[Stored entries]
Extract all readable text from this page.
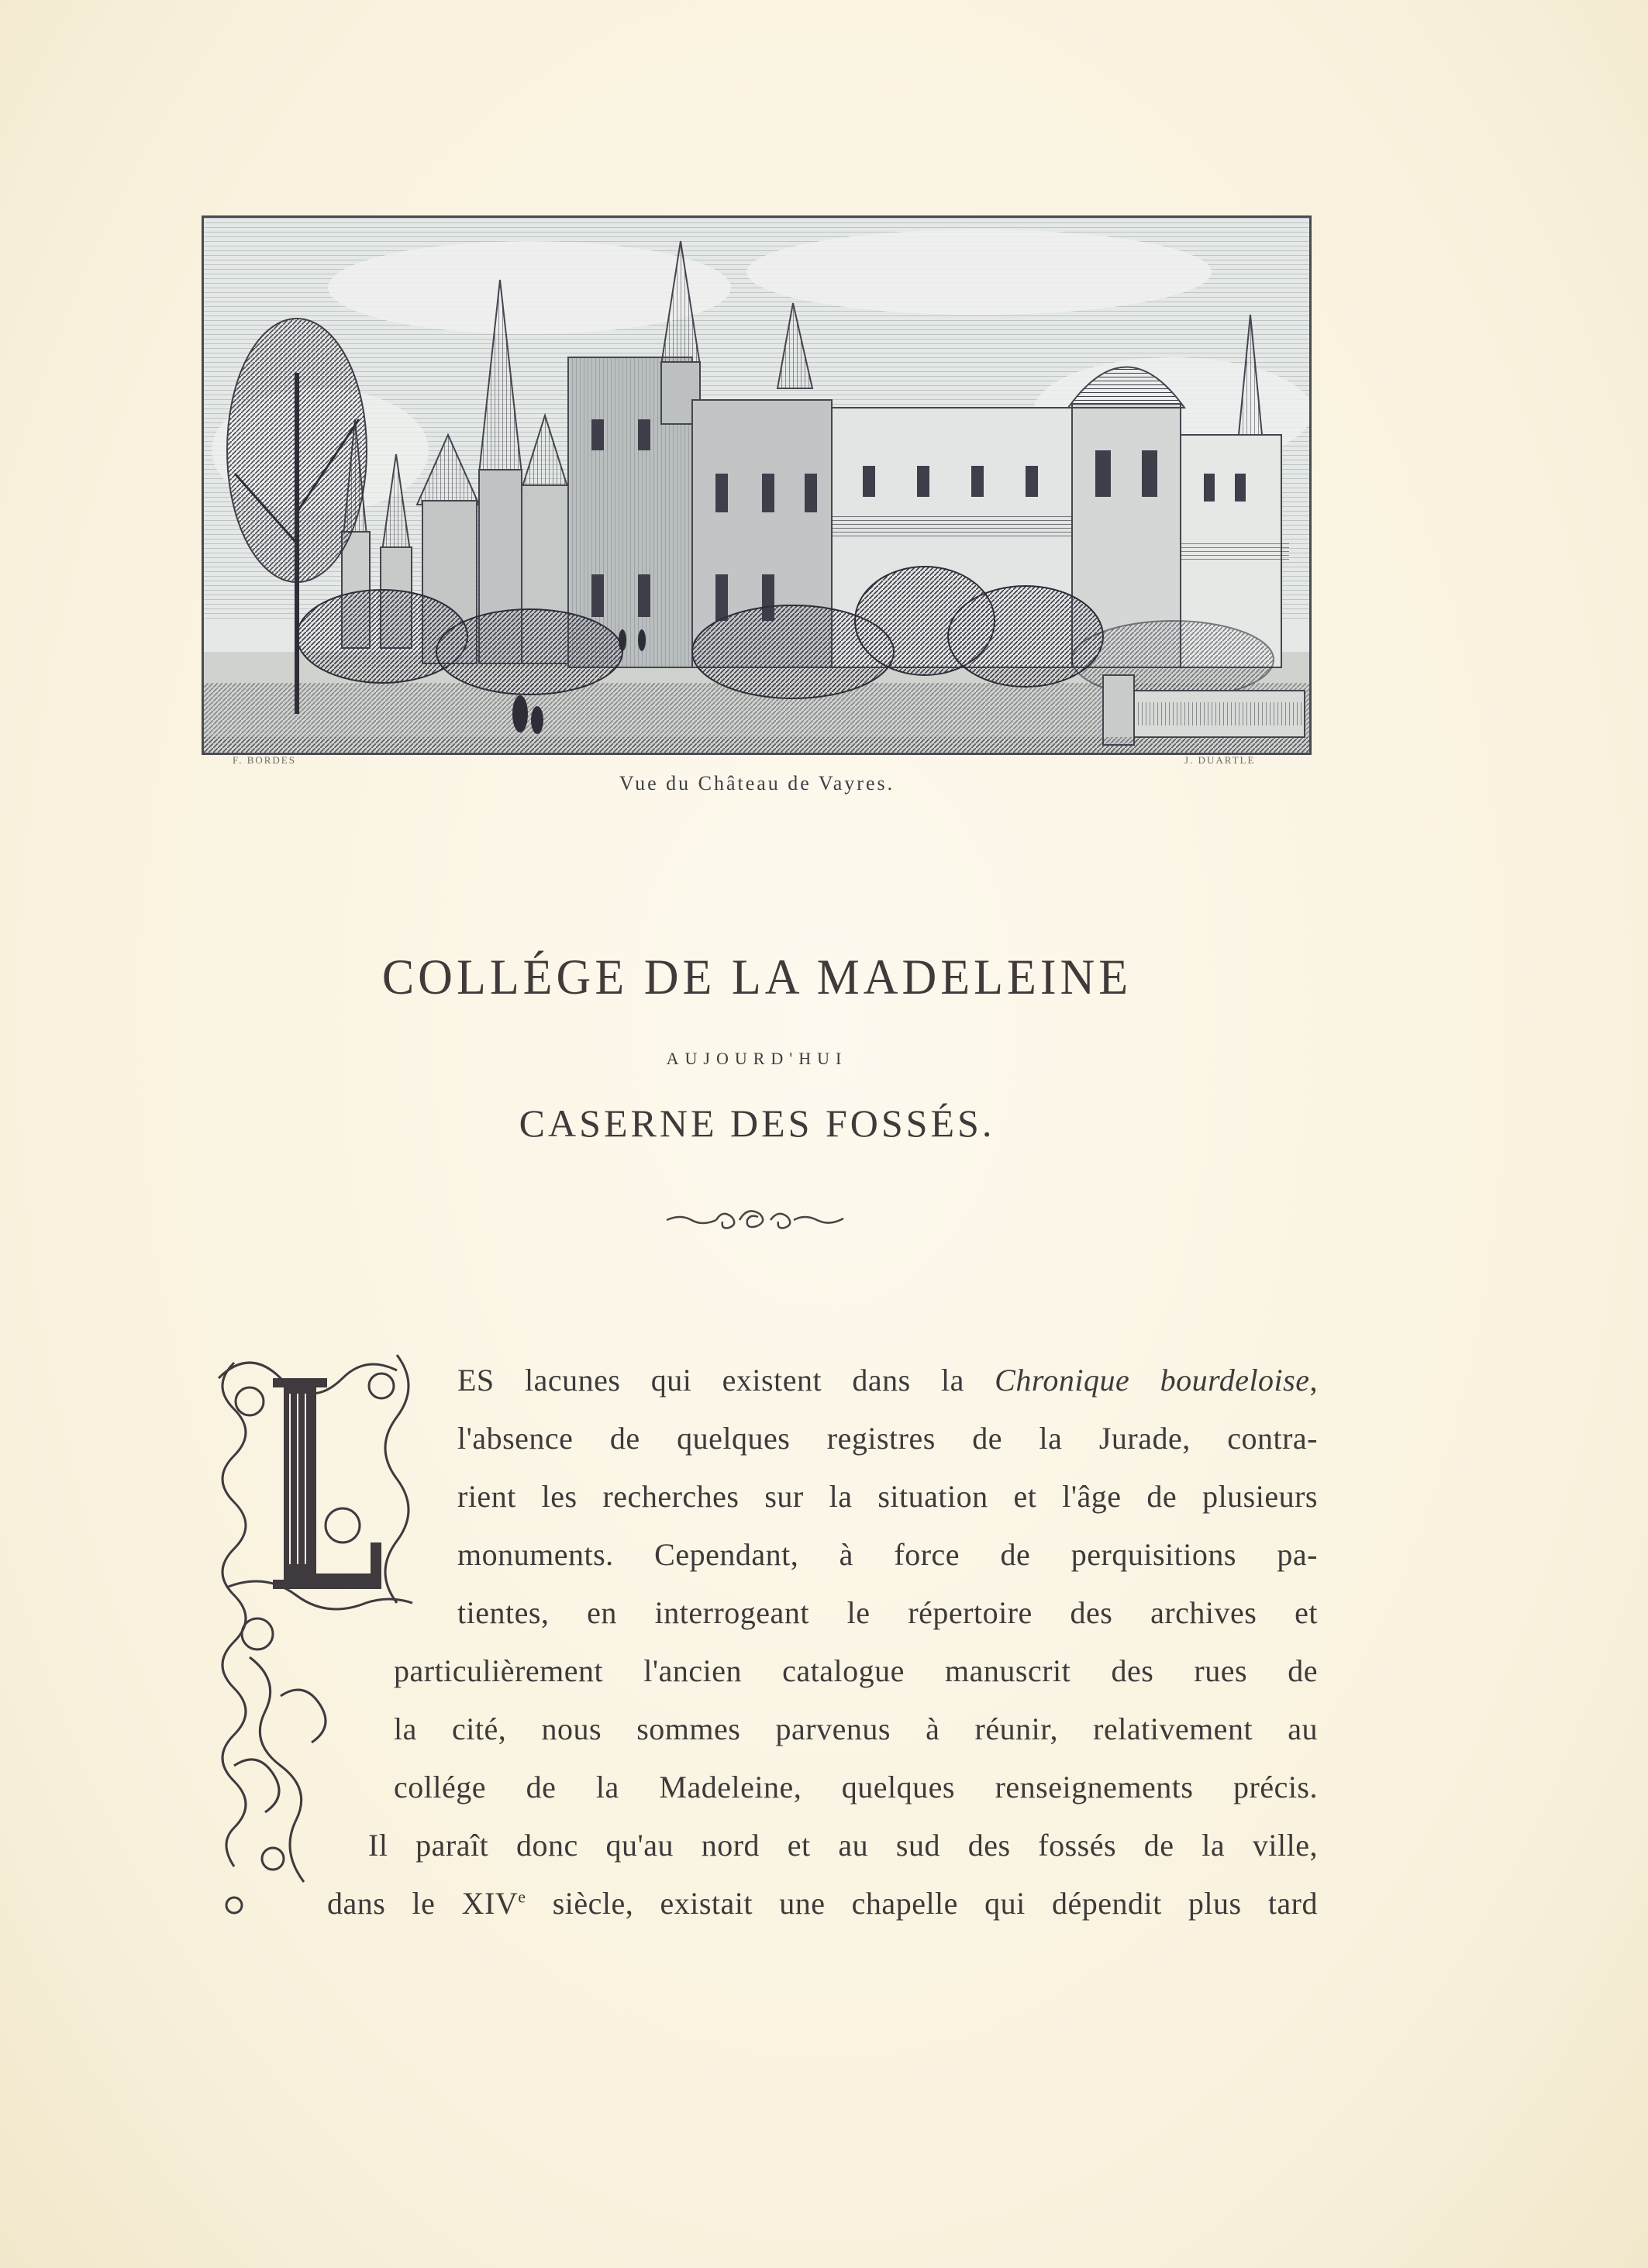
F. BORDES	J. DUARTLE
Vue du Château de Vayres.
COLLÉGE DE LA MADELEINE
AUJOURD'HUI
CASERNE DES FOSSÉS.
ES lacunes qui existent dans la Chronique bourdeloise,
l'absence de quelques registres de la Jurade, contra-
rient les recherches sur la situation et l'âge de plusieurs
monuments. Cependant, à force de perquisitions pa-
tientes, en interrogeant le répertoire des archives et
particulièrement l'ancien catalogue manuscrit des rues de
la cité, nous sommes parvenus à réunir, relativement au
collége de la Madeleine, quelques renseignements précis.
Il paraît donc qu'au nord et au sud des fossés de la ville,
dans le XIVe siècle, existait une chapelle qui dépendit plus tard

Aim -> Strip the images and reproduce the remaining records precisely.

Finished answer ->
Extract all readable text from this page.
F. BORDES	J. DUARTLE
Vue du Château de Vayres.
COLLÉGE DE LA MADELEINE
AUJOURD'HUI
CASERNE DES FOSSÉS.
ES lacunes qui existent dans la Chronique bourdeloise,
l'absence de quelques registres de la Jurade, contra-
rient les recherches sur la situation et l'âge de plusieurs
monuments. Cependant, à force de perquisitions pa-
tientes, en interrogeant le répertoire des archives et
particulièrement l'ancien catalogue manuscrit des rues de
la cité, nous sommes parvenus à réunir, relativement au
collége de la Madeleine, quelques renseignements précis.
Il paraît donc qu'au nord et au sud des fossés de la ville,
dans le XIVe siècle, existait une chapelle qui dépendit plus tard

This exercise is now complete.